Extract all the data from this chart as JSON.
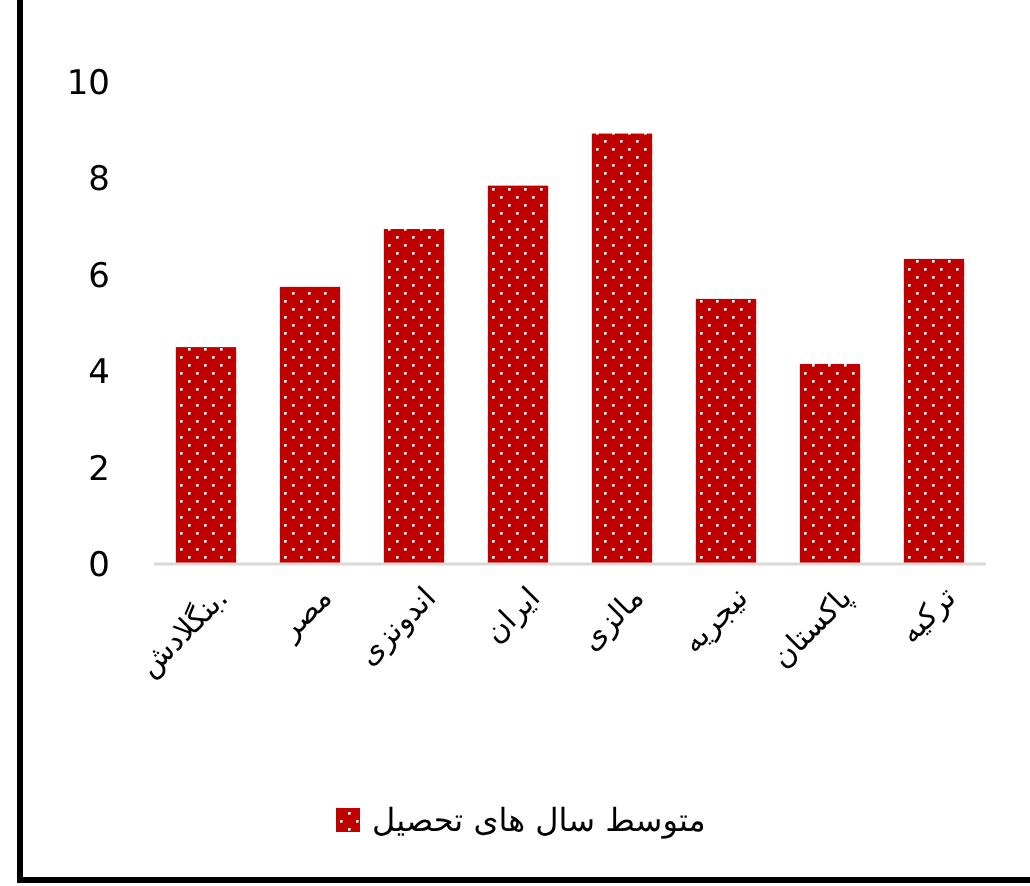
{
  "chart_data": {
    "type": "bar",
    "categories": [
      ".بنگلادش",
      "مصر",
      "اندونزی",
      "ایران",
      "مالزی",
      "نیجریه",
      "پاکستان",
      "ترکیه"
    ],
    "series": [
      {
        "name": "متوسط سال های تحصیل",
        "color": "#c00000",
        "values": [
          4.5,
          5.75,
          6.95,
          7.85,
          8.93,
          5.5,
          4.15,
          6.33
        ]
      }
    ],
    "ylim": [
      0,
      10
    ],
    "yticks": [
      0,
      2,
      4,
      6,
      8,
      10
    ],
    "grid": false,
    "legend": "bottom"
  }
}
-*-*-
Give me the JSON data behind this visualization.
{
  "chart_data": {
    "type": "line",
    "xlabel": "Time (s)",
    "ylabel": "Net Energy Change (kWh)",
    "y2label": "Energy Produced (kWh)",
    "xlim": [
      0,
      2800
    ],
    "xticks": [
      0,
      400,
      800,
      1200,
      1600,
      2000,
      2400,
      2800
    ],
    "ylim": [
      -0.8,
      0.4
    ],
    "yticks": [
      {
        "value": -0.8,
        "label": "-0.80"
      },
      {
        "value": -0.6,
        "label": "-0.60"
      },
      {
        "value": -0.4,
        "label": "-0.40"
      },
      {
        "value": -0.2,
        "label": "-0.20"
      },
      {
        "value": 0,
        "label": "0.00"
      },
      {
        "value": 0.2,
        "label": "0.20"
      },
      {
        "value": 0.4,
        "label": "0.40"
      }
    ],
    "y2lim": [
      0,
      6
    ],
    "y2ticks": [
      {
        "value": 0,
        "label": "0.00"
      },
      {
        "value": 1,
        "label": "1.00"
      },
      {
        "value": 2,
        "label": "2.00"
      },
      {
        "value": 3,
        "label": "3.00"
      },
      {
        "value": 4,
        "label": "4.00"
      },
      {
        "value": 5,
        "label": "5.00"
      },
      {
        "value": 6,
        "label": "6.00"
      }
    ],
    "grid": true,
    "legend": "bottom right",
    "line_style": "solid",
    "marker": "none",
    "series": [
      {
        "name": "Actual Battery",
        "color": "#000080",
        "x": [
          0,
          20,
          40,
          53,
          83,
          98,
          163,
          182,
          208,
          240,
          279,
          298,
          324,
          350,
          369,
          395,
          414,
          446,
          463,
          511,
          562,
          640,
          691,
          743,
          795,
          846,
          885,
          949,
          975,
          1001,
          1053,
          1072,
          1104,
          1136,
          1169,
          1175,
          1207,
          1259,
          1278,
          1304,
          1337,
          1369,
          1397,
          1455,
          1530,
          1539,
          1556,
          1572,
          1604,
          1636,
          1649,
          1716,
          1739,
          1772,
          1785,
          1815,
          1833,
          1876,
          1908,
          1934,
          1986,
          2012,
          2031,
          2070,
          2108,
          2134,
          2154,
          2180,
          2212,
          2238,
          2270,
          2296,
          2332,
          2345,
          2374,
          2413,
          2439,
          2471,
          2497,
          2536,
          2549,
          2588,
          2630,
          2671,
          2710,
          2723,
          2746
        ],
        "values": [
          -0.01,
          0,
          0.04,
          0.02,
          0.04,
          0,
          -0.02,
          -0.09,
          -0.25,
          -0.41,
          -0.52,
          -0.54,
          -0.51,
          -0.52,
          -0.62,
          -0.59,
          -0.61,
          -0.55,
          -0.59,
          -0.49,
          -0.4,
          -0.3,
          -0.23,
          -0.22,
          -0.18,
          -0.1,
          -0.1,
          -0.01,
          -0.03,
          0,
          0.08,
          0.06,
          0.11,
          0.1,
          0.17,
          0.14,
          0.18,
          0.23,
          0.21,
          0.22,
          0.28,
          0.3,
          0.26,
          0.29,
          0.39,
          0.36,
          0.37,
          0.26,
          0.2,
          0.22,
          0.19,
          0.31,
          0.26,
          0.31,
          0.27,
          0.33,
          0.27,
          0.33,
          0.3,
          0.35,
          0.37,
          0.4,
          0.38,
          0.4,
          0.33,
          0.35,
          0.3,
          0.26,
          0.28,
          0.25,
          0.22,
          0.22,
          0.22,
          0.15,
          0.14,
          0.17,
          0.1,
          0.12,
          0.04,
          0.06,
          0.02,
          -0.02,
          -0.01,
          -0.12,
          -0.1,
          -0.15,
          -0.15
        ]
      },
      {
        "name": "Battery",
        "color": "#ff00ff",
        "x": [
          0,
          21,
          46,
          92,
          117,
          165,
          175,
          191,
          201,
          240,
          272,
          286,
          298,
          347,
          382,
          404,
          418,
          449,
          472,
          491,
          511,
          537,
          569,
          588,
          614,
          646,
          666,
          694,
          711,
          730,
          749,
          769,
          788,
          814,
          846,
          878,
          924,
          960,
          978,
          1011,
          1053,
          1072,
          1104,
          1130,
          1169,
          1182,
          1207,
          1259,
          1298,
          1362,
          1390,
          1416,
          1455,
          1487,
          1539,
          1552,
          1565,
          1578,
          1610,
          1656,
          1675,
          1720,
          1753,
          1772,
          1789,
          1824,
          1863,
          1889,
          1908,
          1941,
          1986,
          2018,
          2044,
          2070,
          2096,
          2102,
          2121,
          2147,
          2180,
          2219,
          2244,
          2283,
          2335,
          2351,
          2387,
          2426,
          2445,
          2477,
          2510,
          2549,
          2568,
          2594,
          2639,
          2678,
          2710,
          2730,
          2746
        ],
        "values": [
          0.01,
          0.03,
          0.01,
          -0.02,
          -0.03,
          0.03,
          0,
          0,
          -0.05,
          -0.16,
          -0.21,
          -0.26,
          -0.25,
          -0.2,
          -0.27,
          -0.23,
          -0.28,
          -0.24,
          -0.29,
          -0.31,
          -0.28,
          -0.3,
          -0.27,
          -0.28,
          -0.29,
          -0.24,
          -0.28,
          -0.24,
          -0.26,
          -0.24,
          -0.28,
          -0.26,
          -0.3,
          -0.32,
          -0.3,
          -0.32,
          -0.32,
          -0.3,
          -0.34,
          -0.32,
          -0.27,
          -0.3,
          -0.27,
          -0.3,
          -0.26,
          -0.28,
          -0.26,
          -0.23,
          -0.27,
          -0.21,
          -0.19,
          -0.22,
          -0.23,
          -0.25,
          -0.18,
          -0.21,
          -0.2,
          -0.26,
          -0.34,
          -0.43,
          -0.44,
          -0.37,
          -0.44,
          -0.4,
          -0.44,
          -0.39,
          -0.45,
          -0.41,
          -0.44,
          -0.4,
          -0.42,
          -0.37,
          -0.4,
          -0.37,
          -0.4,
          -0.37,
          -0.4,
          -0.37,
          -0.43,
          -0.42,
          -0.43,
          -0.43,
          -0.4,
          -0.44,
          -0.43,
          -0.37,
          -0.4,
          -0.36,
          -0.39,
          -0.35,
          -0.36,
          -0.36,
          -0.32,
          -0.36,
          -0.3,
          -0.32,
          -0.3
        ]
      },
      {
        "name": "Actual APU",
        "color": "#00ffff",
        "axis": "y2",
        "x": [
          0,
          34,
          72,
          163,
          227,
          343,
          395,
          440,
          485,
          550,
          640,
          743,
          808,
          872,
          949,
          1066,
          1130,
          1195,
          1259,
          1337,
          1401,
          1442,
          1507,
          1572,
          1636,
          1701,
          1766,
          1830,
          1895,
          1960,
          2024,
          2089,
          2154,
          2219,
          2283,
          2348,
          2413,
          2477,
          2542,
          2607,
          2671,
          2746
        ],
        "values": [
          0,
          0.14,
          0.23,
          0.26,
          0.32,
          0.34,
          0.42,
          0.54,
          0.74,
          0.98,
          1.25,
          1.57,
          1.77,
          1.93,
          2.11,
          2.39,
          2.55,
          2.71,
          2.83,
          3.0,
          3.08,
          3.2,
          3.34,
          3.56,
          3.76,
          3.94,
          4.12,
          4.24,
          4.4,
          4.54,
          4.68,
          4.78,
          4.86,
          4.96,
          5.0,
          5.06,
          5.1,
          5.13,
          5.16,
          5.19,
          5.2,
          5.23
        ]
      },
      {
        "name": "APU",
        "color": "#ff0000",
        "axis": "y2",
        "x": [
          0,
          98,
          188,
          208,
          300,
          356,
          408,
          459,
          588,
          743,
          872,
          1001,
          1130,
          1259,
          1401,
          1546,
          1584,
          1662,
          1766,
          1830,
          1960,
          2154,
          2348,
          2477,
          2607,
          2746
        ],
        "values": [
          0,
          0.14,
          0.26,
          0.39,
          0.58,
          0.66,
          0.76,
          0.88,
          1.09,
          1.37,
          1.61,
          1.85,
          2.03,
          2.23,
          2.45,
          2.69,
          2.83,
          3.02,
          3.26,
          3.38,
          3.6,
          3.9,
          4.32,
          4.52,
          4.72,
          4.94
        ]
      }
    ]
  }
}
-*-*-
◆ **WORK TO DO**
What is the number of lines in the listing that contain the string "name"? Reply with that number alone.

◆ **FINISHED TASK**
5